## Aim of the exercise
Provide only the number of lines in the data below that contain the word "placeholder".

## Records provided
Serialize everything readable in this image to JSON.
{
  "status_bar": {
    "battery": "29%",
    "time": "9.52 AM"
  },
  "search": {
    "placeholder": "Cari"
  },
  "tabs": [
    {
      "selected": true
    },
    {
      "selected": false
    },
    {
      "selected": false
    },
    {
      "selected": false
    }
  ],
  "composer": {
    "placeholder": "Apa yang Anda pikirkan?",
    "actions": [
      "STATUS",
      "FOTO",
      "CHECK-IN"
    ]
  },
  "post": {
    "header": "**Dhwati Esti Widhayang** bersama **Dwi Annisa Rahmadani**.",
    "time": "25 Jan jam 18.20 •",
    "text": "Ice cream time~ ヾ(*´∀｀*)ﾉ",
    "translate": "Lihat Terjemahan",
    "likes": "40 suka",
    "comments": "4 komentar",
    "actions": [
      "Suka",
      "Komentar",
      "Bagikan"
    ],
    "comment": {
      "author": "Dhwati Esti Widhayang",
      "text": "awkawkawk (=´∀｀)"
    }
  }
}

---

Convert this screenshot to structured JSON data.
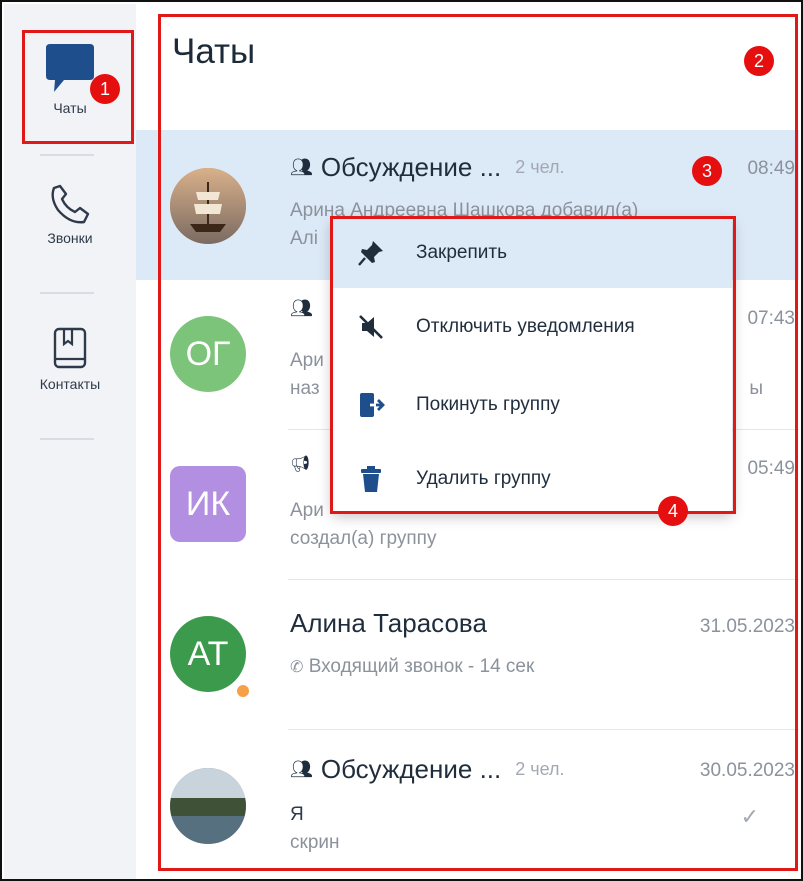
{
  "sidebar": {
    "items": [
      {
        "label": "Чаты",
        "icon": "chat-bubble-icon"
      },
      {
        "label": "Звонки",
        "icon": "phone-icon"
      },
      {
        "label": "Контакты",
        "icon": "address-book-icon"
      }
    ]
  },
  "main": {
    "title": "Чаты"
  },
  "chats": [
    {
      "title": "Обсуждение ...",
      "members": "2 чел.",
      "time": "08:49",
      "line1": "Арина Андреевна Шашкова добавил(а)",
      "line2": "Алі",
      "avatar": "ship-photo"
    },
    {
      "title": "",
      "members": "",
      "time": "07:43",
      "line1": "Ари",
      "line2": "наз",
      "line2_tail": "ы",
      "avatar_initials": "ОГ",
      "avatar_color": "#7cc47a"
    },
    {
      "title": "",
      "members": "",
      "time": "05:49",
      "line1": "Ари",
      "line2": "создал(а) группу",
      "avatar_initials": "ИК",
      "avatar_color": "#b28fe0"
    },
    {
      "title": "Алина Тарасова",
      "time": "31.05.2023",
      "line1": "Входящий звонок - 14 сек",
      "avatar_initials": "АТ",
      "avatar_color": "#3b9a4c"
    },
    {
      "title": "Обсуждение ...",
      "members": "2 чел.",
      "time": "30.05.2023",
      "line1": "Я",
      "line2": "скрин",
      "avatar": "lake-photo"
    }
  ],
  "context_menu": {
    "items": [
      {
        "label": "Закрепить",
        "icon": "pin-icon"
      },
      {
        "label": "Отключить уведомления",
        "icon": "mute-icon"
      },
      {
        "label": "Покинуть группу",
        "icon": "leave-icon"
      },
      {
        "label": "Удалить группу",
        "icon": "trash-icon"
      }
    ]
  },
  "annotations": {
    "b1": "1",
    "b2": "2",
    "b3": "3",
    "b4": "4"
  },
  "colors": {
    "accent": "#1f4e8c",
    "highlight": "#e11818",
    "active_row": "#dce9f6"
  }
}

---

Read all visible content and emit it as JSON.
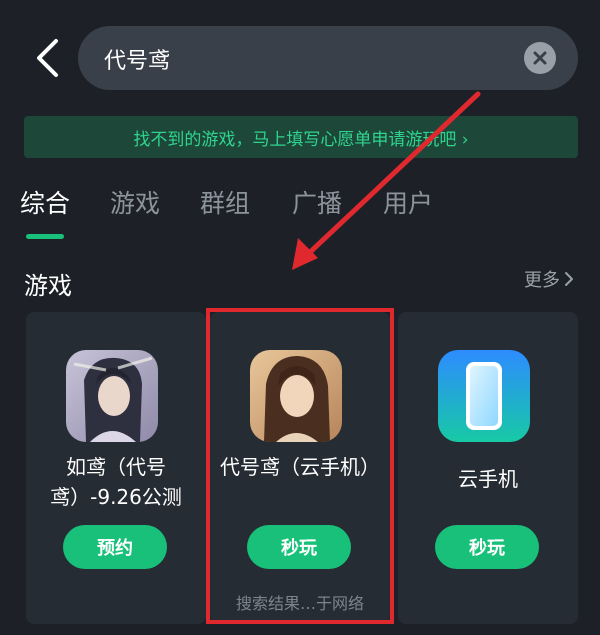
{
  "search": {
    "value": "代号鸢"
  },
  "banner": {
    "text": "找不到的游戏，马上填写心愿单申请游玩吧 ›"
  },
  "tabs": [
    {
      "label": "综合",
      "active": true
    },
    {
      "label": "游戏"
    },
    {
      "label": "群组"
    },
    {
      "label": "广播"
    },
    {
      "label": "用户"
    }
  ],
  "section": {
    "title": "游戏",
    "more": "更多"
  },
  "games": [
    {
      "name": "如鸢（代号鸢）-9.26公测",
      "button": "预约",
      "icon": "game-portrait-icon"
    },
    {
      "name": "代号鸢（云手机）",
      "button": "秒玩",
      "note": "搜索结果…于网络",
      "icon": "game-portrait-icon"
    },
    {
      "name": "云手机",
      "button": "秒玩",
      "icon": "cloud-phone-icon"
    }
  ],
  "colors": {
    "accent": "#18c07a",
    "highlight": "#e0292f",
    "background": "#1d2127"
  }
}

## Worked answer
2